## Your goal
In the material below, list every line carrying the string "Stationary".

## Figure content listings
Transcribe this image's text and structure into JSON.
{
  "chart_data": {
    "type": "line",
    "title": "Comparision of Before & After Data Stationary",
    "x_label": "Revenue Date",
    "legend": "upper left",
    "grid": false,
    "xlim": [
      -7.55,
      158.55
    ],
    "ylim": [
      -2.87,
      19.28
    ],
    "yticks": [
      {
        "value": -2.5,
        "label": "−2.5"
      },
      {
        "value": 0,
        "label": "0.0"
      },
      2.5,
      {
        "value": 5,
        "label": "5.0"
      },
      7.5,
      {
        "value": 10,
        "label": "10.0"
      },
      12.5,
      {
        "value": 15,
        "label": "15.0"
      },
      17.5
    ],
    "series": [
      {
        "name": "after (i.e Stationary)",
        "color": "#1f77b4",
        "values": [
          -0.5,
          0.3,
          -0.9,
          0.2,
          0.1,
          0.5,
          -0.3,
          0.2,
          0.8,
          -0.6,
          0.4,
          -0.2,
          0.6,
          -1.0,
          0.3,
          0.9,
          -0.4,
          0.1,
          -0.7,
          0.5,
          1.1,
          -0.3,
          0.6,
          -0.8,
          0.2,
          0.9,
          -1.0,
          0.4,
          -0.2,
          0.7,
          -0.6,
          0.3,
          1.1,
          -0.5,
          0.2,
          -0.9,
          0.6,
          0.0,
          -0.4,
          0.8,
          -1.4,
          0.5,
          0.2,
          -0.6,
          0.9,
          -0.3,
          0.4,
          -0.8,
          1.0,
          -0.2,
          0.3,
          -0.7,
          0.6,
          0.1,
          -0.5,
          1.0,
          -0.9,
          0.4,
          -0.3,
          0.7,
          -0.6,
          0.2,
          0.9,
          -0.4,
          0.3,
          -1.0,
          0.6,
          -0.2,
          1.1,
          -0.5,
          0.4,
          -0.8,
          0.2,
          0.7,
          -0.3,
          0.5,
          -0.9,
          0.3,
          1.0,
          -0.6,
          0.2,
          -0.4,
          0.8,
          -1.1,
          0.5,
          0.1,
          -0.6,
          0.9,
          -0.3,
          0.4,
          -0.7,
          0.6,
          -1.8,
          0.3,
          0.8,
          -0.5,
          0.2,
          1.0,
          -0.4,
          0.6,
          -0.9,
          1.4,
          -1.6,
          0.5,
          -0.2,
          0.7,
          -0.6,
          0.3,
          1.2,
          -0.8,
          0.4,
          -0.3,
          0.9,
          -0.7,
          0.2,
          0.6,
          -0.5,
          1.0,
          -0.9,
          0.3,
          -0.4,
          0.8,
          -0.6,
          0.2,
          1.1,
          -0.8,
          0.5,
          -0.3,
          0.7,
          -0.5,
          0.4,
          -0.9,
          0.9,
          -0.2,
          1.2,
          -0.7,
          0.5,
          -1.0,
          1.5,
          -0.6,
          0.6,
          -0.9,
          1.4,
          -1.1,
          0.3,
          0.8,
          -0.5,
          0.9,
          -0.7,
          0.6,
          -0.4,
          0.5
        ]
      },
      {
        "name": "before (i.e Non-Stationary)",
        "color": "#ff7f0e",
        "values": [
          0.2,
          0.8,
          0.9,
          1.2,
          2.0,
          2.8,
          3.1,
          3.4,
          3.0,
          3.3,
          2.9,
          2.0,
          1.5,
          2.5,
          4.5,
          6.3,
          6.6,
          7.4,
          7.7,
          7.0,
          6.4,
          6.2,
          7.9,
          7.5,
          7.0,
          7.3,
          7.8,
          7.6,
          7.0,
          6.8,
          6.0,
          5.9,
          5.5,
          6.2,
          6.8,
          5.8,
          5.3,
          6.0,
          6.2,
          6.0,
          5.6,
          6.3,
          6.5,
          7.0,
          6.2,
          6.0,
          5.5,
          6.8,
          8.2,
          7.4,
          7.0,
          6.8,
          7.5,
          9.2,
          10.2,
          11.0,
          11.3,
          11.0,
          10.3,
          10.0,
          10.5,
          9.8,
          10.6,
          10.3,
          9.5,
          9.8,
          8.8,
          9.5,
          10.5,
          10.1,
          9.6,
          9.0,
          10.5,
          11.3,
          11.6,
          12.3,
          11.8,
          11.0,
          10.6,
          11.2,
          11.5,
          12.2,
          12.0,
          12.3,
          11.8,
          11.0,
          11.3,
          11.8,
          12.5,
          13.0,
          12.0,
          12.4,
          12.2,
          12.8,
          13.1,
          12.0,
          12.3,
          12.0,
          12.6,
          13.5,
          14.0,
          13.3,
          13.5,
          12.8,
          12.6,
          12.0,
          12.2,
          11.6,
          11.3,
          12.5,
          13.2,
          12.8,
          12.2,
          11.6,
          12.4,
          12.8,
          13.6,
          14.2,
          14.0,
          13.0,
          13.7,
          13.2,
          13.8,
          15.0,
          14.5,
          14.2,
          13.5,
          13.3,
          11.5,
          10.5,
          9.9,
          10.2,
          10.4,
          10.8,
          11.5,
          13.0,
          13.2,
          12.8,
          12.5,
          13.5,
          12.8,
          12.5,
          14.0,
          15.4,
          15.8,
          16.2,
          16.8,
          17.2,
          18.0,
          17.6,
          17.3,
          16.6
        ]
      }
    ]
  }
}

## Result of the exercise
    "title": "Comparision of Before & After Data Stationary",
        "name": "after (i.e Stationary)",
        "name": "before (i.e Non-Stationary)",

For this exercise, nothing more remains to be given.